Page extract:
-.-.-

Page MenuHomePhabricator

Flame graphs don't seem to be collected on auth.wikimedia.org
Open, LowPublic

Description

I wanted to check what time is spent on during a login, but https://performance.wikimedia.org/arclamp/svgs/daily/2025-10-30.excimer-wall.index.svgz?x=591.8&y=869 only shows method calls which happen on the local leg of login.

Event Timeline

It also only shows the SUL login stack (private wikis should call LocalPasswordAuthenticationProvider::beginPrimaryAuthentication()) but I assume that's just how sampling works out?

@Krinkle suggested this might just be sampling. It certainly works when manually enabled for single requests. (E.g. https://performance.wikimedia.org/excimer/profile/3a2a986048c0239d Also, wow, 30% of that login attempt's time is spent in wmfGetPrivilegedGroups...)

I don't think that matches the data though. There are 1,8K samples for CentralAuthRedirectingPrimaryAuthenticationProvider (the main handler for the local leg of login) calling CentralAuthTokenManager::tokenize(), which is only done before redirecting to the central domain. But there are zero calls to CentralAuthPrimaryAuthenticationProvider (the main handler for the central leg of login). The user would have to submit the central login page for that to happen, so it will happen less often than the tokenize calls. But zero out of 1800 redirects to the central login page leading to a login attempt seems suspect.

OK. I'll do some deeper tracing to see if it gets lost for different reasons. In the Arc Lamp client instrument, we set the main frame based on $_SERVER['SCRIPT_FILENAME'] when collecting trace samples. Then in arclamp-log.py we use the same first frame to set a tag, which determines the log filename, and thus the svg filename.

Given that auth.wikimedia has a special RewriteRule, maybe thats getting messed up? I don't see why it would be very different from any other rewrite like /wiki/: and such, but let's have a look.

Also, wow, 30% of that login attempt's time is spent in wmfGetPrivilegedGroups...

Filed as T410878: wmfGetPrivilegedGroups is slow.

-.-.-

Problems to work on:
1/ According to the Phabricator thread, under which task number was the slowness of wmfGetPrivilegedGroups filed?
2/ Do these statements agree with the Phabricator thread? Answer yes or no for each, quoting the words that decide it.
(a) CentralAuthTokenManager::tokenize() is called only before redirecting to the central domain.
(b) The data show 1,8K samples for CentralAuthPrimaryAuthenticationProvider.
(c) The Arc Lamp client instrument sets the main frame based on $_SERVER['SCRIPT_FILENAME'].
3/ Pick up the Phabricator thread after its last sentence and continue it.

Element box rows
-.-.-

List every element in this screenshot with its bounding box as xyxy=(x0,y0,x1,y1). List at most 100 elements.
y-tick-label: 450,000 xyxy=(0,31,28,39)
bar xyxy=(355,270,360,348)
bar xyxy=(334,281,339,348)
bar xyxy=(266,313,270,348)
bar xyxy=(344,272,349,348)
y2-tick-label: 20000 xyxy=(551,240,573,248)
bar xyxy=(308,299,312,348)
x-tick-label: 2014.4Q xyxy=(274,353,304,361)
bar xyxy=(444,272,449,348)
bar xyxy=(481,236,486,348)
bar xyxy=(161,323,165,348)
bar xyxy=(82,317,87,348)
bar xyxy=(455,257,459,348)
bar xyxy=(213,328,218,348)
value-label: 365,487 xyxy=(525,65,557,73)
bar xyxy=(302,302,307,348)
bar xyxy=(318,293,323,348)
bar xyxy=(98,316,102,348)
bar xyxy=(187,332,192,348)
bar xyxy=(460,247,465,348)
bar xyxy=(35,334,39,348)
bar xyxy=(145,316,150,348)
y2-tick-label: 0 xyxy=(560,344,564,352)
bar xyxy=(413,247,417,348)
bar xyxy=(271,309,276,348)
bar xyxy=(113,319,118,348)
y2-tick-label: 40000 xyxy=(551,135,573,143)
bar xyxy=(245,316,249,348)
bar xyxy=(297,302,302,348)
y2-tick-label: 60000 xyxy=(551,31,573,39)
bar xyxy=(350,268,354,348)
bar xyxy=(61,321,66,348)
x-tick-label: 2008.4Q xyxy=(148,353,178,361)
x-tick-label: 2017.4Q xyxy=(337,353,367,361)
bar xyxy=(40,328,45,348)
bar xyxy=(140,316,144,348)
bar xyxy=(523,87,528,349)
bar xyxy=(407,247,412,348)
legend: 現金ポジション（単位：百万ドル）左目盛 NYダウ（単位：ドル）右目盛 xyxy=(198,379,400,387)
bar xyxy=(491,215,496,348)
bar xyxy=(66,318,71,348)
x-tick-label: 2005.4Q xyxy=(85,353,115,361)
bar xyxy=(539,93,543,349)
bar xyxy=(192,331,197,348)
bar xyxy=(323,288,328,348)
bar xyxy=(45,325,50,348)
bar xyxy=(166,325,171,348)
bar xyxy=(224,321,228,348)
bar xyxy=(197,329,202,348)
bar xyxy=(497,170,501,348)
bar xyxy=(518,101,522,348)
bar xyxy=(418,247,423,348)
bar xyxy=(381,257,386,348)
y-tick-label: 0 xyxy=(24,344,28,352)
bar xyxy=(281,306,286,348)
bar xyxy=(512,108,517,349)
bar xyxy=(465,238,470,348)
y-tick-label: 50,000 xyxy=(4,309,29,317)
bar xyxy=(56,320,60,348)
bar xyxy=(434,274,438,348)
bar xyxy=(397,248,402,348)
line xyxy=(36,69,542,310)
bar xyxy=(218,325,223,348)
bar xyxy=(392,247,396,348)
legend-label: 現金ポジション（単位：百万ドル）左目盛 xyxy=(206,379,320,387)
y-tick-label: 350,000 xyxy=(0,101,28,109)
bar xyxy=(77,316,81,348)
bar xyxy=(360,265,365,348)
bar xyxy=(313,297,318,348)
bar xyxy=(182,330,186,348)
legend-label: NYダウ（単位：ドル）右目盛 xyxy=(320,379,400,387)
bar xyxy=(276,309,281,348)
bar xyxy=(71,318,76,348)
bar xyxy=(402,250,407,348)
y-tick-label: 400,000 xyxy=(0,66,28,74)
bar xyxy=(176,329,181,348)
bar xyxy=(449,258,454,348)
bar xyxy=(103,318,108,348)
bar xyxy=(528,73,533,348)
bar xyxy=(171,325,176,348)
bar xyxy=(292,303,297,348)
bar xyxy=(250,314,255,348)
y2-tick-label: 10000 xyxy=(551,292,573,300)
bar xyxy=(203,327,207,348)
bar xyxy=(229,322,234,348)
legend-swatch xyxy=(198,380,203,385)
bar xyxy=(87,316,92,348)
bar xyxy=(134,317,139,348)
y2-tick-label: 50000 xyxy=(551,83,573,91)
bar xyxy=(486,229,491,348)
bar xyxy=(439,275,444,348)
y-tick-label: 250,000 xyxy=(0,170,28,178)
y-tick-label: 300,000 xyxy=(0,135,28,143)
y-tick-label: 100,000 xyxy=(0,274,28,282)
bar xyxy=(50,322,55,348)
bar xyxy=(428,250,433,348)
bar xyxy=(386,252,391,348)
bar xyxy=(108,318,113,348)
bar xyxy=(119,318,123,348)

-.-.-

Outputs in order:
1/ T410878

2/
(a) Yes: "which is only done before redirecting to the central domain"
(b) No: "But there are zero calls to CentralAuthPrimaryAuthenticationProvider"
(c) Yes: "we set the main frame based on $_SERVER['SCRIPT_FILENAME'] when collecting trace samples"

3/
[…] In the Arc Lamp client instrument, we set the main frame based on $_SERVER['SCRIPT_FILENAME'] when collecting trace samples. […] Given that auth.wikimedia has a special RewriteRule, maybe thats getting messed up? […]

diff --git a/src/Profiler.php b/src/Profiler.php
index 11b074a342..e9ab9de795 100644
--- a/src/Profiler.php
+++ b/src/Profiler.php
@@ -278,6 +279,9 @@ class Profiler {
 			// from there, if this causes a problem.
 			$publicLink = $client->getUrl();
 			header( 'excimer-ui-link: ' . $publicLink );
+
+			header( 'X-Krinkle-SCRIPT_FILENAME_0_raw: ' . $_SERVER['SCRIPT_FILENAME'] );
+			header( 'X-Krinkle-SCRIPT_FILENAME_1_realpath: ' . realpath( $_SERVER['SCRIPT_FILENAME'] ) );
 		}
 	}

The auth domain does make a small changer to this value, but that difference is gone after the realpath normalization. I could not find a notable difference in other _SERVER values used by Excimer / Arc Lamp instrumentation.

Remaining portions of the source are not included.